• PROBLEM 1: In the excerpt, the proposed cleanup ends by deleting every row that still says "false." Explain why those rows can be deleted.
• PROBLEM 2: According to the excerpt, what kind of column would the quoted proposal add to pg_security?
• PROBLEM 3: Please reproduce the part of the excerpt from "It seems to" to "to row-level security.", word for word.

• EXCERPT TO READ:
Yes, I think we shoule not ignore upcoming feature, even if it is
not on time of the next release.

> I'm wondering if this problem could be solved with a sort of
> mark-and-sweep garbage collection: add a boolean column `used' to
> pg_security (which I really think out to be renamed to
> pg_selinux_context or something, and make a new table if we someday
> support Trusted Solaris or whatever). Whenever you do an OID lookup
> and find a row that says "false", do a non-transactional update and
> change it to say "true".

It seems to me reference-counter is more preferable than boolean,
at least. But it makes performance pain on writer access when it
is expanded to row-level security.

> Then you can write something which goes through and sets all the rows
> to false and then visits every row of every table in the database and
> forces OID lookups on the security ID of each. When you get done, any
> rows that still say false are unreferenced and can be killed.

Raw entries
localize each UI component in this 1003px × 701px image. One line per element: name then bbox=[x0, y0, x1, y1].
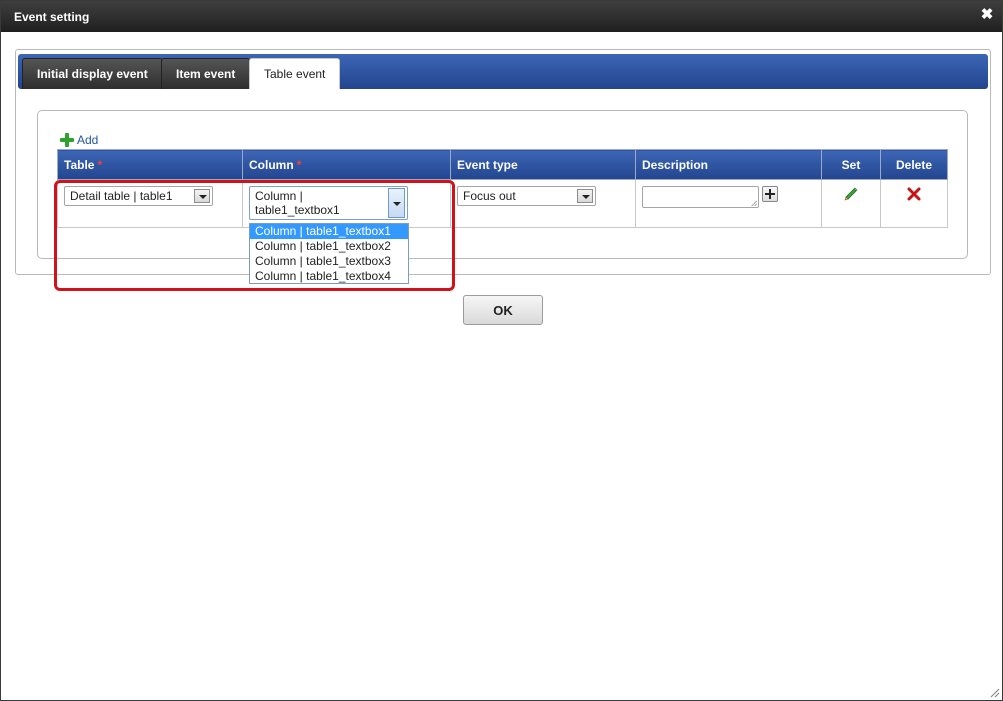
table-select[interactable]: Detail table | table1 bbox=[64, 186, 213, 206]
resize-grip-icon[interactable] bbox=[988, 686, 1000, 698]
cell-delete bbox=[880, 179, 948, 228]
table-header-row: Table * Column * Event type Description Se… bbox=[57, 149, 948, 180]
required-marker: * bbox=[296, 157, 302, 172]
cell-description bbox=[635, 179, 822, 228]
add-button[interactable]: Add bbox=[60, 133, 98, 147]
event-type-select[interactable]: Focus out bbox=[457, 186, 596, 206]
delete-icon[interactable] bbox=[906, 186, 922, 202]
expand-plus-icon[interactable] bbox=[762, 186, 778, 202]
column-dropdown-list: Column | table1_textbox1 Column | table1… bbox=[249, 223, 409, 284]
event-table: Table * Column * Event type Description Se… bbox=[57, 149, 948, 228]
cell-column: Column | table1_textbox1 bbox=[242, 179, 451, 228]
dropdown-option[interactable]: Column | table1_textbox4 bbox=[250, 269, 408, 284]
ok-button[interactable]: OK bbox=[463, 295, 543, 325]
table-select-value: Detail table | table1 bbox=[70, 189, 173, 203]
event-type-select-value: Focus out bbox=[463, 189, 516, 203]
chevron-down-icon[interactable] bbox=[194, 189, 210, 203]
dropdown-option[interactable]: Column | table1_textbox2 bbox=[250, 239, 408, 254]
tab-item-event[interactable]: Item event bbox=[161, 58, 251, 89]
chevron-down-icon[interactable] bbox=[388, 188, 405, 218]
pencil-icon[interactable] bbox=[843, 186, 859, 202]
table-row: Detail table | table1 Column | table1_te… bbox=[57, 179, 948, 228]
close-icon[interactable]: ✖ bbox=[980, 7, 994, 22]
cell-set bbox=[821, 179, 881, 228]
table-event-panel: Add Table * Column * Event type Descript… bbox=[37, 110, 968, 259]
required-marker: * bbox=[97, 157, 103, 172]
dropdown-option[interactable]: Column | table1_textbox3 bbox=[250, 254, 408, 269]
tab-panel: Initial display event Item event Table e… bbox=[15, 49, 991, 275]
plus-icon bbox=[60, 133, 74, 147]
tab-bar: Initial display event Item event Table e… bbox=[18, 54, 988, 89]
header-description: Description bbox=[635, 149, 822, 180]
header-table: Table * bbox=[57, 149, 243, 180]
dropdown-option[interactable]: Column | table1_textbox1 bbox=[250, 224, 408, 239]
tab-initial-display-event[interactable]: Initial display event bbox=[22, 58, 163, 89]
add-label: Add bbox=[77, 133, 99, 147]
description-input[interactable] bbox=[642, 186, 759, 208]
cell-event-type: Focus out bbox=[450, 179, 636, 228]
tab-table-event[interactable]: Table event bbox=[249, 58, 341, 89]
dialog-title: Event setting bbox=[14, 10, 90, 24]
cell-table: Detail table | table1 bbox=[57, 179, 243, 228]
header-delete: Delete bbox=[880, 149, 948, 180]
column-select[interactable]: Column | table1_textbox1 bbox=[249, 186, 408, 220]
dialog-titlebar[interactable]: Event setting ✖ bbox=[1, 1, 1002, 32]
header-column: Column * bbox=[242, 149, 451, 180]
chevron-down-icon[interactable] bbox=[577, 189, 593, 203]
header-set: Set bbox=[821, 149, 881, 180]
event-setting-dialog: Event setting ✖ Initial display event It… bbox=[0, 0, 1003, 701]
column-select-value: Column | table1_textbox1 bbox=[255, 189, 340, 217]
header-event-type: Event type bbox=[450, 149, 636, 180]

• CORRECT ANSWER 1: The process first sets every row to false. It then visits every row of every table in the database and forces an OID lookup on each security ID, and each lookup changes the row it finds to "true." Any row still marked false at the end was never looked up, so it is unreferenced and can be killed.

• CORRECT ANSWER 2: A boolean column called `used'.

• CORRECT ANSWER 3:
It seems to me reference-counter is more preferable than boolean,
at least. But it makes performance pain on writer access when it
is expanded to row-level security.